(Data listing)
* Begin *
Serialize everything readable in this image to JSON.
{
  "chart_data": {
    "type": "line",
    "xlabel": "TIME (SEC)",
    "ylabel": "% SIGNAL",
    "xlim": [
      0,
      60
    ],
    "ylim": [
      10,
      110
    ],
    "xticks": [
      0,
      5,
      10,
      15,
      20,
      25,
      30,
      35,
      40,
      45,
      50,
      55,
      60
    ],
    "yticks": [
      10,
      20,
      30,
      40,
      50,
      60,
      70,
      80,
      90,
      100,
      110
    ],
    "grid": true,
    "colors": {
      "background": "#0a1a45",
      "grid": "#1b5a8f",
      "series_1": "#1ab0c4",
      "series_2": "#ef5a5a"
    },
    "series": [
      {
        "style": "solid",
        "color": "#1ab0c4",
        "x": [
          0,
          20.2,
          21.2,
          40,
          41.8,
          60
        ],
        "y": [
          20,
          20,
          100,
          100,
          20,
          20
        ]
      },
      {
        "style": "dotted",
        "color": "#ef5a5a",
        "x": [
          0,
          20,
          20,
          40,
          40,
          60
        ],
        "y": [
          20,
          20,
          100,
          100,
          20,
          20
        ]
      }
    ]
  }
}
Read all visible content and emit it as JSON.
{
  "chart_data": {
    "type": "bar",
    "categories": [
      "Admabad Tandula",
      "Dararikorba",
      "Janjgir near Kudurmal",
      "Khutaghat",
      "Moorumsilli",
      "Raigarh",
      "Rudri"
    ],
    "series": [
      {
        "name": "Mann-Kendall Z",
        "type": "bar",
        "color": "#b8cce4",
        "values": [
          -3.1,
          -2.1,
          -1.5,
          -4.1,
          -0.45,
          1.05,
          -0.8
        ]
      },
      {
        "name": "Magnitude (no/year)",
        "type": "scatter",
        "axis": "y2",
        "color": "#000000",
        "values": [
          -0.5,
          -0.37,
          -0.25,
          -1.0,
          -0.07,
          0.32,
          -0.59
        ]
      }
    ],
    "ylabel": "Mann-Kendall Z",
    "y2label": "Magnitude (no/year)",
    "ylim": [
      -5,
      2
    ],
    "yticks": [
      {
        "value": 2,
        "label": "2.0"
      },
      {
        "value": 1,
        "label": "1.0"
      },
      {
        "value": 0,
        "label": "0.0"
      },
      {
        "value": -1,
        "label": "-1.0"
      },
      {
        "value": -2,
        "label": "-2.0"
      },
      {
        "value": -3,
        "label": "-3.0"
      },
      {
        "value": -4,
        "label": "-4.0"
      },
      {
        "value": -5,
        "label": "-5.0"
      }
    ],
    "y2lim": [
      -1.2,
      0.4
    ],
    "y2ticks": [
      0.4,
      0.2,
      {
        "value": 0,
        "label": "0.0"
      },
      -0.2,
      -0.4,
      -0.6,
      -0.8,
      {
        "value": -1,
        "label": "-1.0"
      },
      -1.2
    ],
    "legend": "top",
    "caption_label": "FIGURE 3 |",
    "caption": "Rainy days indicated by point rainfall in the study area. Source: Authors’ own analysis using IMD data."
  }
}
* End *
(Your instructions) Every line of the data above should be copied exactly.

(Response to the task)
Serialize everything readable in this image to JSON.
{
  "chart_data": {
    "type": "line",
    "xlabel": "TIME (SEC)",
    "ylabel": "% SIGNAL",
    "xlim": [
      0,
      60
    ],
    "ylim": [
      10,
      110
    ],
    "xticks": [
      0,
      5,
      10,
      15,
      20,
      25,
      30,
      35,
      40,
      45,
      50,
      55,
      60
    ],
    "yticks": [
      10,
      20,
      30,
      40,
      50,
      60,
      70,
      80,
      90,
      100,
      110
    ],
    "grid": true,
    "colors": {
      "background": "#0a1a45",
      "grid": "#1b5a8f",
      "series_1": "#1ab0c4",
      "series_2": "#ef5a5a"
    },
    "series": [
      {
        "style": "solid",
        "color": "#1ab0c4",
        "x": [
          0,
          20.2,
          21.2,
          40,
          41.8,
          60
        ],
        "y": [
          20,
          20,
          100,
          100,
          20,
          20
        ]
      },
      {
        "style": "dotted",
        "color": "#ef5a5a",
        "x": [
          0,
          20,
          20,
          40,
          40,
          60
        ],
        "y": [
          20,
          20,
          100,
          100,
          20,
          20
        ]
      }
    ]
  }
}
Read all visible content and emit it as JSON.
{
  "chart_data": {
    "type": "bar",
    "categories": [
      "Admabad Tandula",
      "Dararikorba",
      "Janjgir near Kudurmal",
      "Khutaghat",
      "Moorumsilli",
      "Raigarh",
      "Rudri"
    ],
    "series": [
      {
        "name": "Mann-Kendall Z",
        "type": "bar",
        "color": "#b8cce4",
        "values": [
          -3.1,
          -2.1,
          -1.5,
          -4.1,
          -0.45,
          1.05,
          -0.8
        ]
      },
      {
        "name": "Magnitude (no/year)",
        "type": "scatter",
        "axis": "y2",
        "color": "#000000",
        "values": [
          -0.5,
          -0.37,
          -0.25,
          -1.0,
          -0.07,
          0.32,
          -0.59
        ]
      }
    ],
    "ylabel": "Mann-Kendall Z",
    "y2label": "Magnitude (no/year)",
    "ylim": [
      -5,
      2
    ],
    "yticks": [
      {
        "value": 2,
        "label": "2.0"
      },
      {
        "value": 1,
        "label": "1.0"
      },
      {
        "value": 0,
        "label": "0.0"
      },
      {
        "value": -1,
        "label": "-1.0"
      },
      {
        "value": -2,
        "label": "-2.0"
      },
      {
        "value": -3,
        "label": "-3.0"
      },
      {
        "value": -4,
        "label": "-4.0"
      },
      {
        "value": -5,
        "label": "-5.0"
      }
    ],
    "y2lim": [
      -1.2,
      0.4
    ],
    "y2ticks": [
      0.4,
      0.2,
      {
        "value": 0,
        "label": "0.0"
      },
      -0.2,
      -0.4,
      -0.6,
      -0.8,
      {
        "value": -1,
        "label": "-1.0"
      },
      -1.2
    ],
    "legend": "top",
    "caption_label": "FIGURE 3 |",
    "caption": "Rainy days indicated by point rainfall in the study area. Source: Authors’ own analysis using IMD data."
  }
}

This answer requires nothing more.